** Begin **

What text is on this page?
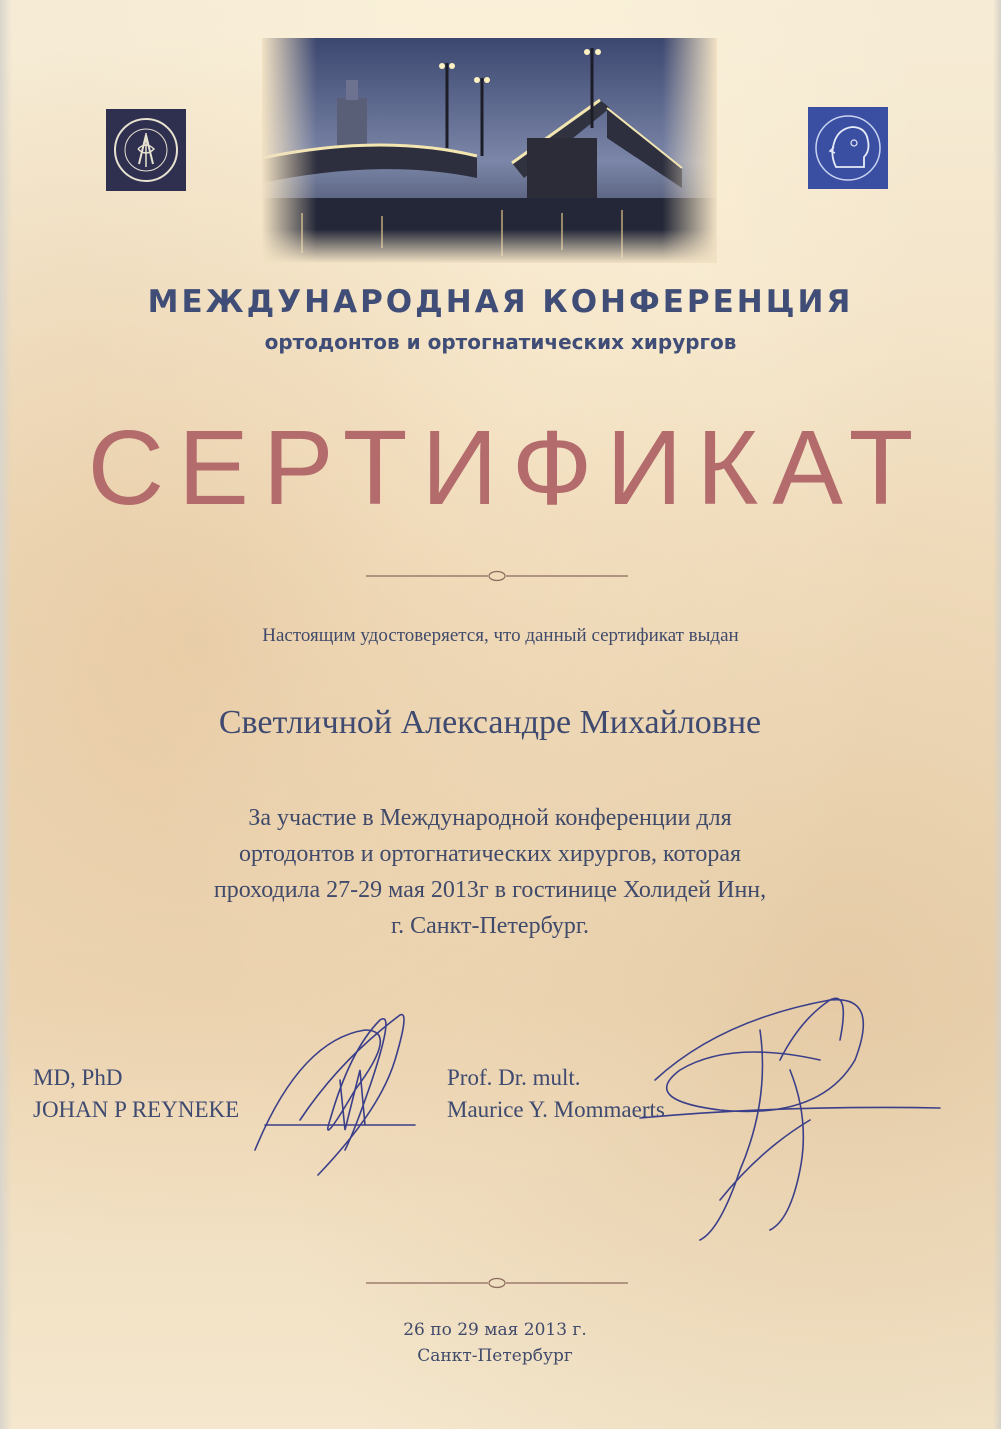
МЕЖДУНАРОДНАЯ КОНФЕРЕНЦИЯ
ортодонтов и ортогнатических хирургов
СЕРТИФИКАТ
Настоящим удостоверяется, что данный сертификат выдан
Светличной Александре Михайловне
За участие в Международной конференции для
ортодонтов и ортогнатических хирургов, которая
проходила 27-29 мая 2013г в гостинице Холидей Инн,
г. Санкт-Петербург.
MD, PhD
JOHAN P REYNEKE
Prof. Dr. mult.
Maurice Y. Mommaerts
26 по 29 мая 2013 г.
Санкт-Петербург
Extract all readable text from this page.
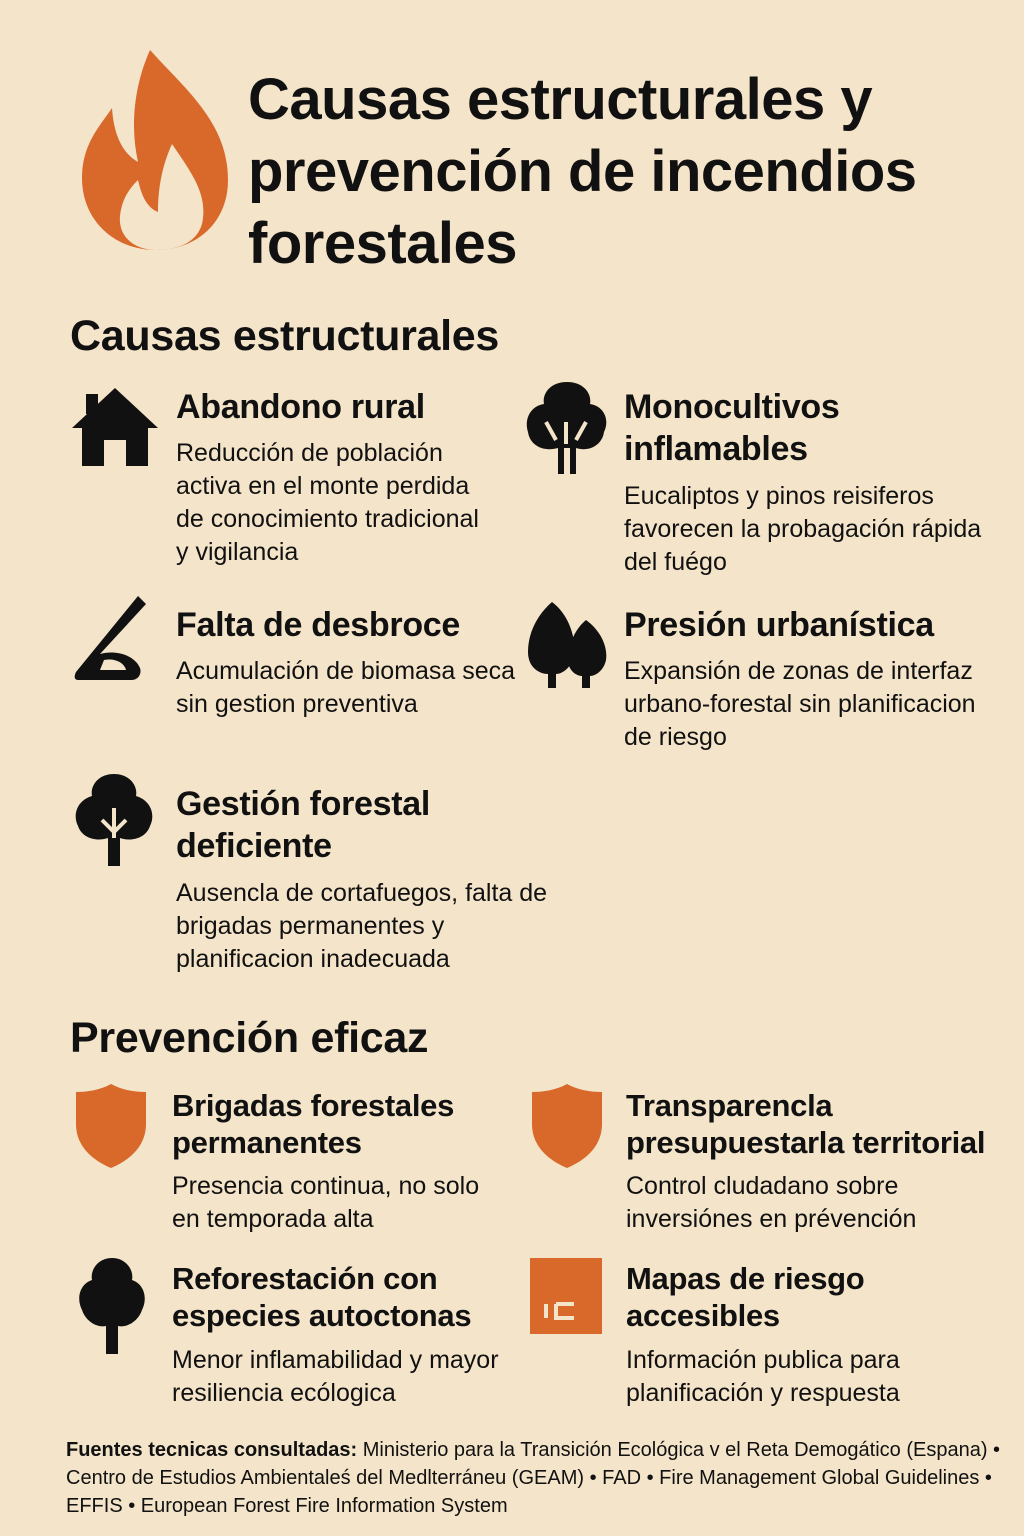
Causas estructurales y prevención de incendios forestales
Causas estructurales
Abandono rural
Reducción de población activa en el monte perdida de conocimiento tradicional y vigilancia
Monocultivos inflamables
Eucaliptos y pinos reisiferos favorecen la probagación rápida del fuégo
Falta de desbroce
Acumulación de biomasa seca sin gestion preventiva
Presión urbanística
Expansión de zonas de interfaz urbano-forestal sin planificacion de riesgo
Gestión forestal deficiente
Ausencla de cortafuegos, falta de brigadas permanentes y planificacion inadecuada
Prevención eficaz
Brigadas forestales permanentes
Presencia continua, no solo en temporada alta
Transparencla presupuestarla territorial
Control cludadano sobre inversiónes en prévención
Reforestación con especies autoctonas
Menor inflamabilidad y mayor resiliencia ecólogica
Mapas de riesgo accesibles
Información publica para planificación y respuesta
Fuentes tecnicas consultadas: Ministerio para la Transición Ecológica v el Reta Demogático (Espana) • Centro de Estudios Ambientaleś del Medlterráneu (GEAM) • FAD • Fire Management Global Guidelines • EFFIS • European Forest Fire Information System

** End **

Reproduce every entry word for word, but skip any pictures.

What text is on this page?
МЕЖДУНАРОДНАЯ КОНФЕРЕНЦИЯ
ортодонтов и ортогнатических хирургов
СЕРТИФИКАТ
Настоящим удостоверяется, что данный сертификат выдан
Светличной Александре Михайловне
За участие в Международной конференции для
ортодонтов и ортогнатических хирургов, которая
проходила 27-29 мая 2013г в гостинице Холидей Инн,
г. Санкт-Петербург.
MD, PhD
JOHAN P REYNEKE
Prof. Dr. mult.
Maurice Y. Mommaerts
26 по 29 мая 2013 г.
Санкт-Петербург
Extract all readable text from this page.
Causas estructurales y prevención de incendios forestales
Causas estructurales
Abandono rural
Reducción de población activa en el monte perdida de conocimiento tradicional y vigilancia
Monocultivos inflamables
Eucaliptos y pinos reisiferos favorecen la probagación rápida del fuégo
Falta de desbroce
Acumulación de biomasa seca sin gestion preventiva
Presión urbanística
Expansión de zonas de interfaz urbano-forestal sin planificacion de riesgo
Gestión forestal deficiente
Ausencla de cortafuegos, falta de brigadas permanentes y planificacion inadecuada
Prevención eficaz
Brigadas forestales permanentes
Presencia continua, no solo en temporada alta
Transparencla presupuestarla territorial
Control cludadano sobre inversiónes en prévención
Reforestación con especies autoctonas
Menor inflamabilidad y mayor resiliencia ecólogica
Mapas de riesgo accesibles
Información publica para planificación y respuesta
Fuentes tecnicas consultadas: Ministerio para la Transición Ecológica v el Reta Demogático (Espana) • Centro de Estudios Ambientaleś del Medlterráneu (GEAM) • FAD • Fire Management Global Guidelines • EFFIS • European Forest Fire Information System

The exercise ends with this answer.